→ **Exercise**
Read through the data and report every line in which the word "drei" occurs.

→ **Supplied material**
________________________

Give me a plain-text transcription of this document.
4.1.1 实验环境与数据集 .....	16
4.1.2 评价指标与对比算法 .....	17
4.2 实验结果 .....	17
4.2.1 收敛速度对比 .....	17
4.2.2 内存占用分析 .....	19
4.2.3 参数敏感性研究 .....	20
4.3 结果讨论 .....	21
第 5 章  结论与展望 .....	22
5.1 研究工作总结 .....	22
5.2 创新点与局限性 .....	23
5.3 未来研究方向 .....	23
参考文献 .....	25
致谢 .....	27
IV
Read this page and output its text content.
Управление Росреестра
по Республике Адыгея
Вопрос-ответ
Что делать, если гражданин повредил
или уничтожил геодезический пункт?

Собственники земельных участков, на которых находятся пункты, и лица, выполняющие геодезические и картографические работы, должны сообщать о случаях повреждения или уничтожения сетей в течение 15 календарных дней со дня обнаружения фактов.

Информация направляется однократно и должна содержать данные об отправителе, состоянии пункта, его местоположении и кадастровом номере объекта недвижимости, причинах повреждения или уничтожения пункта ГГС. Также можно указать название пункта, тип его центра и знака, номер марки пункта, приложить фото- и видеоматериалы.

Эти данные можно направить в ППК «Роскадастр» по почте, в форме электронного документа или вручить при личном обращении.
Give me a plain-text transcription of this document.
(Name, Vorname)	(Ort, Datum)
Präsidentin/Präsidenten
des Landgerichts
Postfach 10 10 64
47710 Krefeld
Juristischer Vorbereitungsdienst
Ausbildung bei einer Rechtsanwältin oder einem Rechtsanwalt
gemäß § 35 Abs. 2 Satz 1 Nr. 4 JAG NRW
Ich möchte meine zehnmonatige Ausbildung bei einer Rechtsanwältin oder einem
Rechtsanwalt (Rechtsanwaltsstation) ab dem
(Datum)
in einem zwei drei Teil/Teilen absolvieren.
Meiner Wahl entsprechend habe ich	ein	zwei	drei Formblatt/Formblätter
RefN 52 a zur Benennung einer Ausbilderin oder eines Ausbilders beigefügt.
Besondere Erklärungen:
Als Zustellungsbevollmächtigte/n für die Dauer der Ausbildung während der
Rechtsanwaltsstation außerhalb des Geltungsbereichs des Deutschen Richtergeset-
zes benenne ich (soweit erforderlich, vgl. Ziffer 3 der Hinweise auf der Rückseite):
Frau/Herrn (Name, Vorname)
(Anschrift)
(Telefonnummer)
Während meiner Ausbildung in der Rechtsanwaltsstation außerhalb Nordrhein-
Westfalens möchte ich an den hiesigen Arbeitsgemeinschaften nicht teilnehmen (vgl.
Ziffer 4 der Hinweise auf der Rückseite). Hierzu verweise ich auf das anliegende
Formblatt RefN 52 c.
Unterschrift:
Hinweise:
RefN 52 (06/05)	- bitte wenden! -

________________________

→ **Written reply**
in einem zwei drei Teil/Teilen absolvieren.
Meiner Wahl entsprechend habe ich	ein	zwei	drei Formblatt/Formblätter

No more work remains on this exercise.